Work instructions:
Select the lines of the records containing the word "service" and list them.

--- --- ---

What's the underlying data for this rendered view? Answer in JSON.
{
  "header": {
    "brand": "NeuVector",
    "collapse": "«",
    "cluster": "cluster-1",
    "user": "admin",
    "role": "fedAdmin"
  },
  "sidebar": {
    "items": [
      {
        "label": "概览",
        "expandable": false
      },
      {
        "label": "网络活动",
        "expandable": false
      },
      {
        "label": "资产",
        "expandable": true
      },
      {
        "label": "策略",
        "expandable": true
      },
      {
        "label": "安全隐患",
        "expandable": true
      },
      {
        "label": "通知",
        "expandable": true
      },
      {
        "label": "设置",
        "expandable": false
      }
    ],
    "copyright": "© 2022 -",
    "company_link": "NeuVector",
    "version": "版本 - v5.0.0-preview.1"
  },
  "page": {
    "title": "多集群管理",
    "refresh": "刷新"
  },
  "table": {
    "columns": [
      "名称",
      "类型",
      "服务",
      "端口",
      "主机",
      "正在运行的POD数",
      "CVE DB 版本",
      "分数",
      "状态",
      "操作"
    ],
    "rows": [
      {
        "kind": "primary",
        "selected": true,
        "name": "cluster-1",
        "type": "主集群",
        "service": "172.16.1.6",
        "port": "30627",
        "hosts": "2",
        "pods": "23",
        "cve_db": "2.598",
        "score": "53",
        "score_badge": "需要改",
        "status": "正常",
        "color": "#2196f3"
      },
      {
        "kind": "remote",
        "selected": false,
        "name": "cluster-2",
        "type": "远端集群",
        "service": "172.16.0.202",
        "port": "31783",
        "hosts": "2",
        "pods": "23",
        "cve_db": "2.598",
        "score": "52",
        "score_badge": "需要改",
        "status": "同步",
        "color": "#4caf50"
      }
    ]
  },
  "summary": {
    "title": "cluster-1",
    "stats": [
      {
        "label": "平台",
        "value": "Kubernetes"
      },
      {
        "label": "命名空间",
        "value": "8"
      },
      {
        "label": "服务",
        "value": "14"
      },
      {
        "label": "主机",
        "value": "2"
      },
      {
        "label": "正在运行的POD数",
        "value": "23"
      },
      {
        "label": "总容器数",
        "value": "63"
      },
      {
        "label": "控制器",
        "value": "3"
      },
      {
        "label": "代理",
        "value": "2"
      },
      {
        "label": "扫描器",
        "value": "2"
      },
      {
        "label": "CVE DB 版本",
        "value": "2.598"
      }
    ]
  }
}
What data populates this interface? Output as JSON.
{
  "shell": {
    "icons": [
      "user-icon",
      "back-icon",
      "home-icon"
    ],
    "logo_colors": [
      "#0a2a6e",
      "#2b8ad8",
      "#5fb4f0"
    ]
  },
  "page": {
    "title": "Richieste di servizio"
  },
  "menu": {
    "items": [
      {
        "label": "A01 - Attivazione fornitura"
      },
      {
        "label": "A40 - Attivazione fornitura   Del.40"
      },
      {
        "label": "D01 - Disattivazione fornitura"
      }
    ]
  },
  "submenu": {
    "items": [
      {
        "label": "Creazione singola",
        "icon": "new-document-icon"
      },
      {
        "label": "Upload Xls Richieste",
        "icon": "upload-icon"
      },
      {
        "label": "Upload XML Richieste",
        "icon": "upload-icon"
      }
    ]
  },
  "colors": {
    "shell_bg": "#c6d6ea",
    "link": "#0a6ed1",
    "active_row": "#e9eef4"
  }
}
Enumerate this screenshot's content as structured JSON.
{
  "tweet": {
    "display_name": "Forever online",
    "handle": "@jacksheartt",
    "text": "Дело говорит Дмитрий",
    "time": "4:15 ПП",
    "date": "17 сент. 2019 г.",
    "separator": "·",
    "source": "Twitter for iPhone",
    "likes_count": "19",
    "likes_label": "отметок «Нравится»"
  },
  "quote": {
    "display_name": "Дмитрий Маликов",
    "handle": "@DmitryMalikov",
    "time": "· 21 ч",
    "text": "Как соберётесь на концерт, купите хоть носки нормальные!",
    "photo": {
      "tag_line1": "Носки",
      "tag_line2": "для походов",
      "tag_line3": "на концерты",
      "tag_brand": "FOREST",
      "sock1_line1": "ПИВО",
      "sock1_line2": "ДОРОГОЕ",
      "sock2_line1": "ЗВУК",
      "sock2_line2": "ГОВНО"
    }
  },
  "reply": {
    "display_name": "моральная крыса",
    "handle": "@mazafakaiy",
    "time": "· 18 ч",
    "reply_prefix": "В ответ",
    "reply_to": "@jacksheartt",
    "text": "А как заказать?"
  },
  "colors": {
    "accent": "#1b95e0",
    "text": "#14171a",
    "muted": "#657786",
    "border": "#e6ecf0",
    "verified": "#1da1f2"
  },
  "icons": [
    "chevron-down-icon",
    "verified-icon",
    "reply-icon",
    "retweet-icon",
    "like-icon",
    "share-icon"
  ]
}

--- --- ---

The completed task:
        "service": "172.16.1.6",
        "service": "172.16.0.202",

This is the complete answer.